>> start

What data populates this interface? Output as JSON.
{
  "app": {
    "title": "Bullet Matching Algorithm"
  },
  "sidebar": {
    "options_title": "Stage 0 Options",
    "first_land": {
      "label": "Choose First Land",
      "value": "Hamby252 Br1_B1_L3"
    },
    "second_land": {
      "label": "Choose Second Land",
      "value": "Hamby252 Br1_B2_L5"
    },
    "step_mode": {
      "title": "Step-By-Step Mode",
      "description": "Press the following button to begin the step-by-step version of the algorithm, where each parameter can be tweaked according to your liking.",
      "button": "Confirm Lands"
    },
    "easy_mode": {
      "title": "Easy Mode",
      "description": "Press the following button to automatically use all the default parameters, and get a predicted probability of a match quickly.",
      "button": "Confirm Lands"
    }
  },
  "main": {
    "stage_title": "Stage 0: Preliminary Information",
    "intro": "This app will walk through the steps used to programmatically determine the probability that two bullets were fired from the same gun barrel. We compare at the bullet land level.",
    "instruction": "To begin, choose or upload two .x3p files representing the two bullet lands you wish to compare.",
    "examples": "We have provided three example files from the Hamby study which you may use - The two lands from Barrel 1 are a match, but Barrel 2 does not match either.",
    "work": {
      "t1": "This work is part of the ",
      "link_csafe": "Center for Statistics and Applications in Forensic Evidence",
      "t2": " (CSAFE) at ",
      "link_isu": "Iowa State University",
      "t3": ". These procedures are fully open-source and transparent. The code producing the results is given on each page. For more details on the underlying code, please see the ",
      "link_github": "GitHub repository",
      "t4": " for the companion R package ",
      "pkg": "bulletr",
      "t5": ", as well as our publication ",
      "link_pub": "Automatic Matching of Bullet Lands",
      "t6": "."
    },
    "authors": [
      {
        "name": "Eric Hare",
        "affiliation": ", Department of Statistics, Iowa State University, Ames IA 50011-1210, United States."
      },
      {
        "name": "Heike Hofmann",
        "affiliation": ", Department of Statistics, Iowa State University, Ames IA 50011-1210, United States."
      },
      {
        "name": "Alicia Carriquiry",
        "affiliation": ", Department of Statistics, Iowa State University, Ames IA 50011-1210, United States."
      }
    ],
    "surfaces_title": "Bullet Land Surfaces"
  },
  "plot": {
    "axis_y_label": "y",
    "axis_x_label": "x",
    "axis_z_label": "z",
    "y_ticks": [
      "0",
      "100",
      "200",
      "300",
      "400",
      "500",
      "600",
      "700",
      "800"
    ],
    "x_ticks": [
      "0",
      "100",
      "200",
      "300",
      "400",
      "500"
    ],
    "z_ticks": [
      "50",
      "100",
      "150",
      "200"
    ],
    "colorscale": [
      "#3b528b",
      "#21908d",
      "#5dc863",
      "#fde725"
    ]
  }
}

>> end

» **Requirement**
Restate all of the entries above precisely.

» **Response below**
What data populates this interface? Output as JSON.
{
  "app": {
    "title": "Bullet Matching Algorithm"
  },
  "sidebar": {
    "options_title": "Stage 0 Options",
    "first_land": {
      "label": "Choose First Land",
      "value": "Hamby252 Br1_B1_L3"
    },
    "second_land": {
      "label": "Choose Second Land",
      "value": "Hamby252 Br1_B2_L5"
    },
    "step_mode": {
      "title": "Step-By-Step Mode",
      "description": "Press the following button to begin the step-by-step version of the algorithm, where each parameter can be tweaked according to your liking.",
      "button": "Confirm Lands"
    },
    "easy_mode": {
      "title": "Easy Mode",
      "description": "Press the following button to automatically use all the default parameters, and get a predicted probability of a match quickly.",
      "button": "Confirm Lands"
    }
  },
  "main": {
    "stage_title": "Stage 0: Preliminary Information",
    "intro": "This app will walk through the steps used to programmatically determine the probability that two bullets were fired from the same gun barrel. We compare at the bullet land level.",
    "instruction": "To begin, choose or upload two .x3p files representing the two bullet lands you wish to compare.",
    "examples": "We have provided three example files from the Hamby study which you may use - The two lands from Barrel 1 are a match, but Barrel 2 does not match either.",
    "work": {
      "t1": "This work is part of the ",
      "link_csafe": "Center for Statistics and Applications in Forensic Evidence",
      "t2": " (CSAFE) at ",
      "link_isu": "Iowa State University",
      "t3": ". These procedures are fully open-source and transparent. The code producing the results is given on each page. For more details on the underlying code, please see the ",
      "link_github": "GitHub repository",
      "t4": " for the companion R package ",
      "pkg": "bulletr",
      "t5": ", as well as our publication ",
      "link_pub": "Automatic Matching of Bullet Lands",
      "t6": "."
    },
    "authors": [
      {
        "name": "Eric Hare",
        "affiliation": ", Department of Statistics, Iowa State University, Ames IA 50011-1210, United States."
      },
      {
        "name": "Heike Hofmann",
        "affiliation": ", Department of Statistics, Iowa State University, Ames IA 50011-1210, United States."
      },
      {
        "name": "Alicia Carriquiry",
        "affiliation": ", Department of Statistics, Iowa State University, Ames IA 50011-1210, United States."
      }
    ],
    "surfaces_title": "Bullet Land Surfaces"
  },
  "plot": {
    "axis_y_label": "y",
    "axis_x_label": "x",
    "axis_z_label": "z",
    "y_ticks": [
      "0",
      "100",
      "200",
      "300",
      "400",
      "500",
      "600",
      "700",
      "800"
    ],
    "x_ticks": [
      "0",
      "100",
      "200",
      "300",
      "400",
      "500"
    ],
    "z_ticks": [
      "50",
      "100",
      "150",
      "200"
    ],
    "colorscale": [
      "#3b528b",
      "#21908d",
      "#5dc863",
      "#fde725"
    ]
  }
}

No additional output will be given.